→ WHAT YOU ARE ASKED TO DO: How many lines in this data contain the string "JSON"? Reply with the number only.

→ Data items:
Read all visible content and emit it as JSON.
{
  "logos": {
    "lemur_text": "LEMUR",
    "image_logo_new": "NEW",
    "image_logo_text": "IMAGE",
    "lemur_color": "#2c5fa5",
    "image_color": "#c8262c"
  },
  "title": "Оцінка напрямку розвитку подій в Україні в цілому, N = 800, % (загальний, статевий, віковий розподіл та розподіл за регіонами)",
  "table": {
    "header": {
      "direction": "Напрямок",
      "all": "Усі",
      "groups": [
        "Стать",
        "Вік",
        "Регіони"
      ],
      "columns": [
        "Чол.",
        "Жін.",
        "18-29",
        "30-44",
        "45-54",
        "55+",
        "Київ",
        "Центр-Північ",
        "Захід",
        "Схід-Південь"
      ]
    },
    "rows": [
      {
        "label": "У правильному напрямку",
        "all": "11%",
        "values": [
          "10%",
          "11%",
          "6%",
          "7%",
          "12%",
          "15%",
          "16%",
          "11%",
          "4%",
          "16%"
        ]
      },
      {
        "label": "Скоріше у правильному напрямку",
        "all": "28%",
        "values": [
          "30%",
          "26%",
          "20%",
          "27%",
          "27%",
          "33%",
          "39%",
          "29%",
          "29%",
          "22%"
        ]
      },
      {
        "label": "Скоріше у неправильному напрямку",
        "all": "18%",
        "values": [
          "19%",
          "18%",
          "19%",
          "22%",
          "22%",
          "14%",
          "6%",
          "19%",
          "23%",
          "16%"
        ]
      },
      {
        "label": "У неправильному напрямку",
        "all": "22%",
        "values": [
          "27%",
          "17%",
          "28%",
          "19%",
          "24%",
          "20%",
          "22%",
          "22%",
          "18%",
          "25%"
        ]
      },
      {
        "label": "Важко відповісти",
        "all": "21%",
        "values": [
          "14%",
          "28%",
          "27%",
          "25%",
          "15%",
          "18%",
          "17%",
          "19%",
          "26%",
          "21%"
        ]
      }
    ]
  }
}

==

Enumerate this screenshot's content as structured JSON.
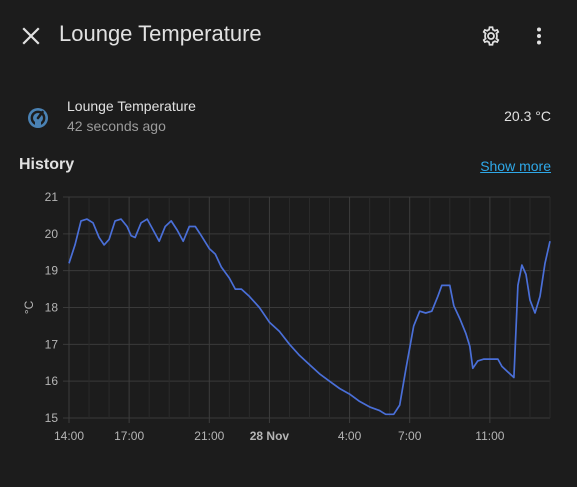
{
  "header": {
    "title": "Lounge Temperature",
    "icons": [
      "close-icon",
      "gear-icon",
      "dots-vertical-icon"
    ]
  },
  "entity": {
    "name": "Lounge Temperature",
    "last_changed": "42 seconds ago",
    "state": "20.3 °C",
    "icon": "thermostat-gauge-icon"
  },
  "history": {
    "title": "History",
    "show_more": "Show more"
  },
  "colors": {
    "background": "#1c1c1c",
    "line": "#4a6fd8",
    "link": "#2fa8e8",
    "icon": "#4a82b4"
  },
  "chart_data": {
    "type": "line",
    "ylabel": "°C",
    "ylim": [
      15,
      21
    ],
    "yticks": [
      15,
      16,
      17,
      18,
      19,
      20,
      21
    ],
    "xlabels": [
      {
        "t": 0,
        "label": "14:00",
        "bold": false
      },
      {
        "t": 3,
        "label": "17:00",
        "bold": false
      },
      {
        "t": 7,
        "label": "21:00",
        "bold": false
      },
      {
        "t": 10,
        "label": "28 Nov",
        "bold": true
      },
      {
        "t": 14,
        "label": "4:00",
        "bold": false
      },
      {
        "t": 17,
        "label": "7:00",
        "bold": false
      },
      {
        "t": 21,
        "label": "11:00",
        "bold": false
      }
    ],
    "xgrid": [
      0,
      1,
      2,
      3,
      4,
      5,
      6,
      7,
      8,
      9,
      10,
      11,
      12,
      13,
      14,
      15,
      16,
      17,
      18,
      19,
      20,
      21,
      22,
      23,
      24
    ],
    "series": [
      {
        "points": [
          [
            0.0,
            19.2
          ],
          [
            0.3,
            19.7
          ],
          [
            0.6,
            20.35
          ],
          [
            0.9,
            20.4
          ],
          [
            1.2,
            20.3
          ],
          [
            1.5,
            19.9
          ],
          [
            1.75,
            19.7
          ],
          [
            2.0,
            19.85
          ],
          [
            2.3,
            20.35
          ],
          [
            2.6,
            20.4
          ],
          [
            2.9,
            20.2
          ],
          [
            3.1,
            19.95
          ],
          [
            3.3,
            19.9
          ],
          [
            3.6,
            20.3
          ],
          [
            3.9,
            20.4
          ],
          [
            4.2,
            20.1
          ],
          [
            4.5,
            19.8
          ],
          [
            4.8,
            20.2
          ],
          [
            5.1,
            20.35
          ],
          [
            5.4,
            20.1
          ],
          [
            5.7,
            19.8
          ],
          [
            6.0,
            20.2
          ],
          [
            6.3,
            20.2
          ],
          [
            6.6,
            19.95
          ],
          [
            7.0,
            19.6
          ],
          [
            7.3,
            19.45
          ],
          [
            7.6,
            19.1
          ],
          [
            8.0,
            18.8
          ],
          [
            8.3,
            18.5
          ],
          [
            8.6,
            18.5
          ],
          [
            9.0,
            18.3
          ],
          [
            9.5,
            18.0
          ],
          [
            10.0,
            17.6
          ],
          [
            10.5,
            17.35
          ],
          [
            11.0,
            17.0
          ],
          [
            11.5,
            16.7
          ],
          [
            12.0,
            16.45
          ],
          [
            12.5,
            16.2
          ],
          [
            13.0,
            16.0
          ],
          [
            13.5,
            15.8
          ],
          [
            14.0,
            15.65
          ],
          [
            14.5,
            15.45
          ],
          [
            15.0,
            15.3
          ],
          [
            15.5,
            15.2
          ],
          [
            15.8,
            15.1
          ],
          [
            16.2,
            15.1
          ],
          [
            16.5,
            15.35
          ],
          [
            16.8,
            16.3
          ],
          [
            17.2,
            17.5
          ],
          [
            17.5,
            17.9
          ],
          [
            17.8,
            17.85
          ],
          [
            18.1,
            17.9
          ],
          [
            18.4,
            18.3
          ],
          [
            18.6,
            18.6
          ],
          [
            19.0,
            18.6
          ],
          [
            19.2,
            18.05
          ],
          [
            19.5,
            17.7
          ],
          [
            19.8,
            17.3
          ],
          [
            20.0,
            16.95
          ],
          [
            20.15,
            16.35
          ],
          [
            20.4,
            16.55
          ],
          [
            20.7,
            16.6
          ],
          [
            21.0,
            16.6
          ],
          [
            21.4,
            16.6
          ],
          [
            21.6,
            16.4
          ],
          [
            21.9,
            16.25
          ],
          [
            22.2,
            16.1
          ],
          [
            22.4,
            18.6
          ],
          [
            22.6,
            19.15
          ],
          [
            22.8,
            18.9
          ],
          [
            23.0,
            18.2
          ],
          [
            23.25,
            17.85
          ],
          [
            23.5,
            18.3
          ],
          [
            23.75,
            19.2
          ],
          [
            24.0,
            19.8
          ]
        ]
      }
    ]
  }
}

→ TASK OUTPUT: 2